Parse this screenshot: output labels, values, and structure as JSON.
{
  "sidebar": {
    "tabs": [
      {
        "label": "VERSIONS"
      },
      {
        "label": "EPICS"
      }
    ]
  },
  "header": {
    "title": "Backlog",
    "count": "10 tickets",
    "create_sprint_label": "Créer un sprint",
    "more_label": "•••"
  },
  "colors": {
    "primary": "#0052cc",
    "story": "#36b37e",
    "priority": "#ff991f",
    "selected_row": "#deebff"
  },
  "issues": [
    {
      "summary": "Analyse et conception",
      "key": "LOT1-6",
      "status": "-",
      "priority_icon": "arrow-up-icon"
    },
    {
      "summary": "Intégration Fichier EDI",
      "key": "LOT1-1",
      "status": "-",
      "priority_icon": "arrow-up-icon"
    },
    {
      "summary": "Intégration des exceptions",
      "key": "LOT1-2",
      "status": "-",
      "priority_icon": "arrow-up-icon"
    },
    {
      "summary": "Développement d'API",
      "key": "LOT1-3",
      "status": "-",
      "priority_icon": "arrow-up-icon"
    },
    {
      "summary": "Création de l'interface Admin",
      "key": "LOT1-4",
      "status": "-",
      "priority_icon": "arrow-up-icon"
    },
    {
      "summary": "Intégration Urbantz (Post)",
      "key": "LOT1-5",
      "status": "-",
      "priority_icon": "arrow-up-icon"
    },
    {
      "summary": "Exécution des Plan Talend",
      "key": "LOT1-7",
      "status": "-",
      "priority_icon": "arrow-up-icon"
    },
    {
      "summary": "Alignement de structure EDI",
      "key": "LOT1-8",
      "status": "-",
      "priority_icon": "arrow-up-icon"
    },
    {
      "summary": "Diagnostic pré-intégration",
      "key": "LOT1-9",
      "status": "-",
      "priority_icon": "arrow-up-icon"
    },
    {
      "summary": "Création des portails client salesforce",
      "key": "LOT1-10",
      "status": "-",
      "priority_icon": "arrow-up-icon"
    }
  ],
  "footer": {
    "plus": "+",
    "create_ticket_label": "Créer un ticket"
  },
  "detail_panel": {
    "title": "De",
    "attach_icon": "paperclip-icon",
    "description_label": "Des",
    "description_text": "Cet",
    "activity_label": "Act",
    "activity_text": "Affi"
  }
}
* * *
Short exercise: Produce an exact copy of the whole listing.

Written reply:
Parse this screenshot: output labels, values, and structure as JSON.
{
  "sidebar": {
    "tabs": [
      {
        "label": "VERSIONS"
      },
      {
        "label": "EPICS"
      }
    ]
  },
  "header": {
    "title": "Backlog",
    "count": "10 tickets",
    "create_sprint_label": "Créer un sprint",
    "more_label": "•••"
  },
  "colors": {
    "primary": "#0052cc",
    "story": "#36b37e",
    "priority": "#ff991f",
    "selected_row": "#deebff"
  },
  "issues": [
    {
      "summary": "Analyse et conception",
      "key": "LOT1-6",
      "status": "-",
      "priority_icon": "arrow-up-icon"
    },
    {
      "summary": "Intégration Fichier EDI",
      "key": "LOT1-1",
      "status": "-",
      "priority_icon": "arrow-up-icon"
    },
    {
      "summary": "Intégration des exceptions",
      "key": "LOT1-2",
      "status": "-",
      "priority_icon": "arrow-up-icon"
    },
    {
      "summary": "Développement d'API",
      "key": "LOT1-3",
      "status": "-",
      "priority_icon": "arrow-up-icon"
    },
    {
      "summary": "Création de l'interface Admin",
      "key": "LOT1-4",
      "status": "-",
      "priority_icon": "arrow-up-icon"
    },
    {
      "summary": "Intégration Urbantz (Post)",
      "key": "LOT1-5",
      "status": "-",
      "priority_icon": "arrow-up-icon"
    },
    {
      "summary": "Exécution des Plan Talend",
      "key": "LOT1-7",
      "status": "-",
      "priority_icon": "arrow-up-icon"
    },
    {
      "summary": "Alignement de structure EDI",
      "key": "LOT1-8",
      "status": "-",
      "priority_icon": "arrow-up-icon"
    },
    {
      "summary": "Diagnostic pré-intégration",
      "key": "LOT1-9",
      "status": "-",
      "priority_icon": "arrow-up-icon"
    },
    {
      "summary": "Création des portails client salesforce",
      "key": "LOT1-10",
      "status": "-",
      "priority_icon": "arrow-up-icon"
    }
  ],
  "footer": {
    "plus": "+",
    "create_ticket_label": "Créer un ticket"
  },
  "detail_panel": {
    "title": "De",
    "attach_icon": "paperclip-icon",
    "description_label": "Des",
    "description_text": "Cet",
    "activity_label": "Act",
    "activity_text": "Affi"
  }
}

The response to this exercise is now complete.